● **YOUR GOAL**: Write every line out verbatim and omit the pictures.
********
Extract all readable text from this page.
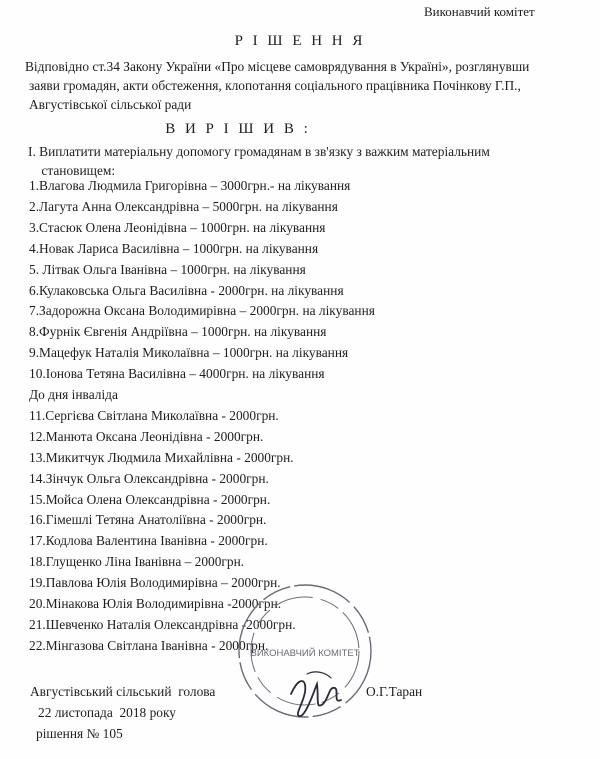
Виконавчий комітет
Р І Ш Е Н Н Я
Відповідно ст.34 Закону України «Про місцеве самоврядування в Україні», розглянувши
заяви громадян, акти обстеження, клопотання соціального працівника Почінкову Г.П.,
Августівської сільської ради
В И Р І Ш И В :
І. Виплатити матеріальну допомогу громадянам в зв'язку з важким матеріальним
становищем:
1.Влагова Людмила Григорівна – 3000грн.- на лікування
2.Лагута Анна Олександрівна – 5000грн. на лікування
3.Стасюк Олена Леонідівна – 1000грн. на лікування
4.Новак Лариса Василівна – 1000грн. на лікування
5. Літвак Ольга Іванівна – 1000грн. на лікування
6.Кулаковська Ольга Василівна - 2000грн. на лікування
7.Задорожна Оксана Володимирівна – 2000грн. на лікування
8.Фурнік Євгенія Андріївна – 1000грн. на лікування
9.Мацефук Наталія Миколаївна – 1000грн. на лікування
10.Іонова Тетяна Василівна – 4000грн. на лікування
До дня інваліда
11.Сергієва Світлана Миколаївна - 2000грн.
12.Манюта Оксана Леонідівна - 2000грн.
13.Микитчук Людмила Михайлівна - 2000грн.
14.Зінчук Ольга Олександрівна - 2000грн.
15.Мойса Олена Олександрівна - 2000грн.
16.Гімешлі Тетяна Анатоліївна - 2000грн.
17.Кодлова Валентина Іванівна - 2000грн.
18.Глущенко Ліна Іванівна – 2000грн.
19.Павлова Юлія Володимирівна – 2000грн.
20.Мінакова Юлія Володимирівна -2000грн.
21.Шевченко Наталія Олександрівна -2000грн.
22.Мінгазова Світлана Іванівна - 2000грн.
ВИКОНАВЧИЙ КОМІТЕТ
Августівський сільський  голова	О.Г.Таран
22 листопада  2018 року
рішення № 105
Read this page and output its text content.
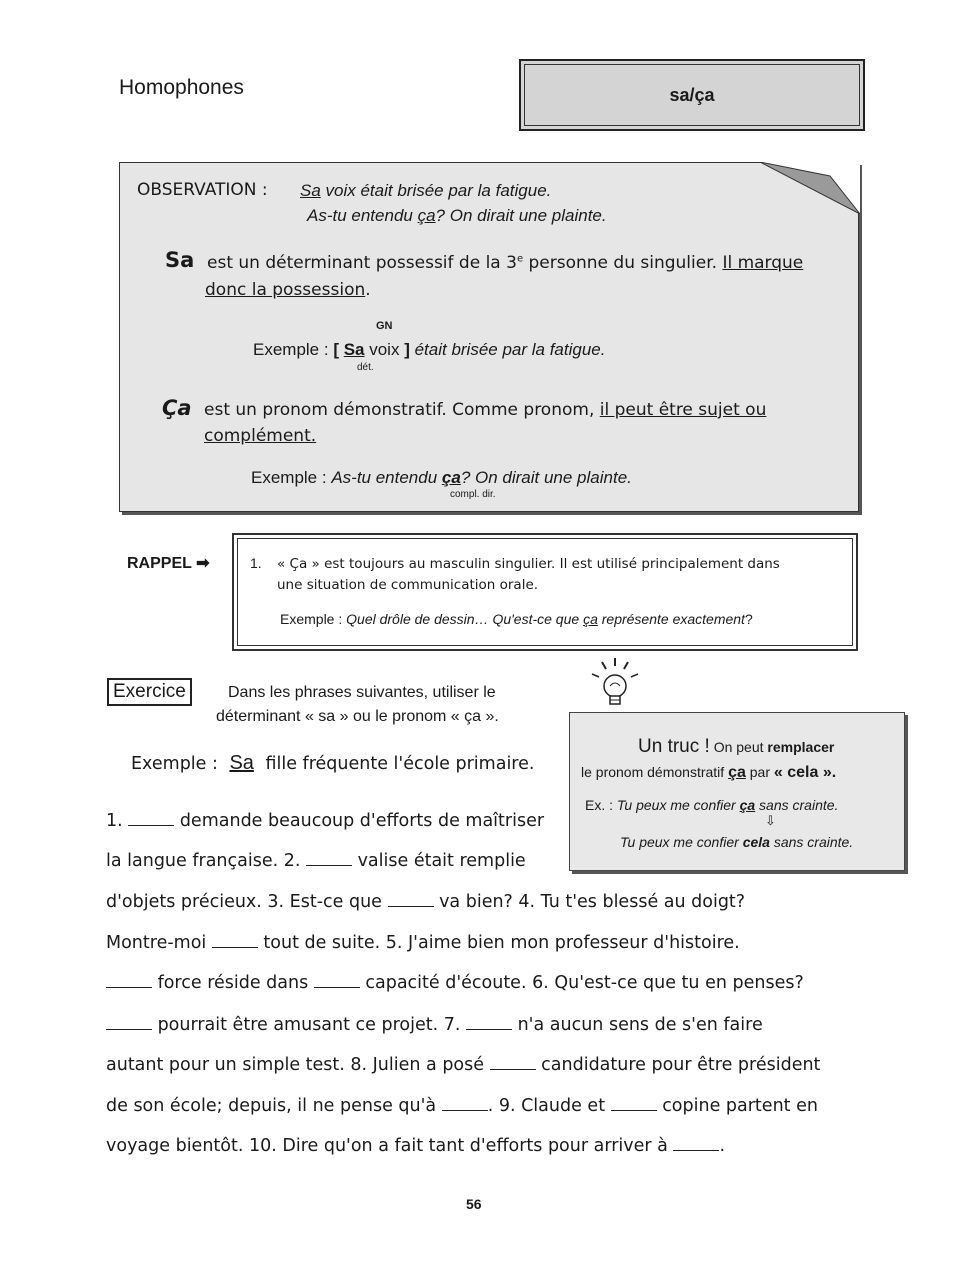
Homophones	sa/ça
OBSERVATION : Sa voix était brisée par la fatigue.
As-tu entendu ça? On dirait une plainte.
Sa est un déterminant possessif de la 3e personne du singulier. Il marque
donc la possession.
GN
Exemple : [ Sa voix ] était brisée par la fatigue.
dét.
Ça est un pronom démonstratif. Comme pronom, il peut être sujet ou
complément.
Exemple : As-tu entendu ça? On dirait une plainte.
compl. dir.
RAPPEL ➡	1. « Ça » est toujours au masculin singulier. Il est utilisé principalement dans
une situation de communication orale.
Exemple : Quel drôle de dessin… Qu'est-ce que ça représente exactement?
Exercice	Dans les phrases suivantes, utiliser le
déterminant « sa » ou le pronom « ça ».
Exemple : Sa fille fréquente l'école primaire.
Un truc ! On peut remplacer
le pronom démonstratif ça par « cela ».
Ex. : Tu peux me confier ça sans crainte.
⇩
Tu peux me confier cela sans crainte.
1.	demande beaucoup d'efforts de maîtriser
la langue française. 2.	valise était remplie
d'objets précieux. 3. Est-ce que	va bien? 4. Tu t'es blessé au doigt?
Montre-moi	tout de suite. 5. J'aime bien mon professeur d'histoire.
force réside dans	capacité d'écoute. 6. Qu'est-ce que tu en penses?
pourrait être amusant ce projet. 7.	n'a aucun sens de s'en faire
autant pour un simple test. 8. Julien a posé	candidature pour être président
de son école; depuis, il ne pense qu'à	. 9. Claude et	copine partent en
voyage bientôt. 10. Dire qu'on a fait tant d'efforts pour arriver à	.
56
********
● **TASK SOLUTION**:
Extract all readable text from this page.
Виконавчий комітет
Р І Ш Е Н Н Я
Відповідно ст.34 Закону України «Про місцеве самоврядування в Україні», розглянувши
заяви громадян, акти обстеження, клопотання соціального працівника Почінкову Г.П.,
Августівської сільської ради
В И Р І Ш И В :
І. Виплатити матеріальну допомогу громадянам в зв'язку з важким матеріальним
становищем:
1.Влагова Людмила Григорівна – 3000грн.- на лікування
2.Лагута Анна Олександрівна – 5000грн. на лікування
3.Стасюк Олена Леонідівна – 1000грн. на лікування
4.Новак Лариса Василівна – 1000грн. на лікування
5. Літвак Ольга Іванівна – 1000грн. на лікування
6.Кулаковська Ольга Василівна - 2000грн. на лікування
7.Задорожна Оксана Володимирівна – 2000грн. на лікування
8.Фурнік Євгенія Андріївна – 1000грн. на лікування
9.Мацефук Наталія Миколаївна – 1000грн. на лікування
10.Іонова Тетяна Василівна – 4000грн. на лікування
До дня інваліда
11.Сергієва Світлана Миколаївна - 2000грн.
12.Манюта Оксана Леонідівна - 2000грн.
13.Микитчук Людмила Михайлівна - 2000грн.
14.Зінчук Ольга Олександрівна - 2000грн.
15.Мойса Олена Олександрівна - 2000грн.
16.Гімешлі Тетяна Анатоліївна - 2000грн.
17.Кодлова Валентина Іванівна - 2000грн.
18.Глущенко Ліна Іванівна – 2000грн.
19.Павлова Юлія Володимирівна – 2000грн.
20.Мінакова Юлія Володимирівна -2000грн.
21.Шевченко Наталія Олександрівна -2000грн.
22.Мінгазова Світлана Іванівна - 2000грн.
ВИКОНАВЧИЙ КОМІТЕТ
Августівський сільський  голова	О.Г.Таран
22 листопада  2018 року
рішення № 105
Read this page and output its text content.
Homophones	sa/ça
OBSERVATION : Sa voix était brisée par la fatigue.
As-tu entendu ça? On dirait une plainte.
Sa est un déterminant possessif de la 3e personne du singulier. Il marque
donc la possession.
GN
Exemple : [ Sa voix ] était brisée par la fatigue.
dét.
Ça est un pronom démonstratif. Comme pronom, il peut être sujet ou
complément.
Exemple : As-tu entendu ça? On dirait une plainte.
compl. dir.
RAPPEL ➡	1. « Ça » est toujours au masculin singulier. Il est utilisé principalement dans
une situation de communication orale.
Exemple : Quel drôle de dessin… Qu'est-ce que ça représente exactement?
Exercice	Dans les phrases suivantes, utiliser le
déterminant « sa » ou le pronom « ça ».
Exemple : Sa fille fréquente l'école primaire.
Un truc ! On peut remplacer
le pronom démonstratif ça par « cela ».
Ex. : Tu peux me confier ça sans crainte.
⇩
Tu peux me confier cela sans crainte.
1.	demande beaucoup d'efforts de maîtriser
la langue française. 2.	valise était remplie
d'objets précieux. 3. Est-ce que	va bien? 4. Tu t'es blessé au doigt?
Montre-moi	tout de suite. 5. J'aime bien mon professeur d'histoire.
force réside dans	capacité d'écoute. 6. Qu'est-ce que tu en penses?
pourrait être amusant ce projet. 7.	n'a aucun sens de s'en faire
autant pour un simple test. 8. Julien a posé	candidature pour être président
de son école; depuis, il ne pense qu'à	. 9. Claude et	copine partent en
voyage bientôt. 10. Dire qu'on a fait tant d'efforts pour arriver à	.
56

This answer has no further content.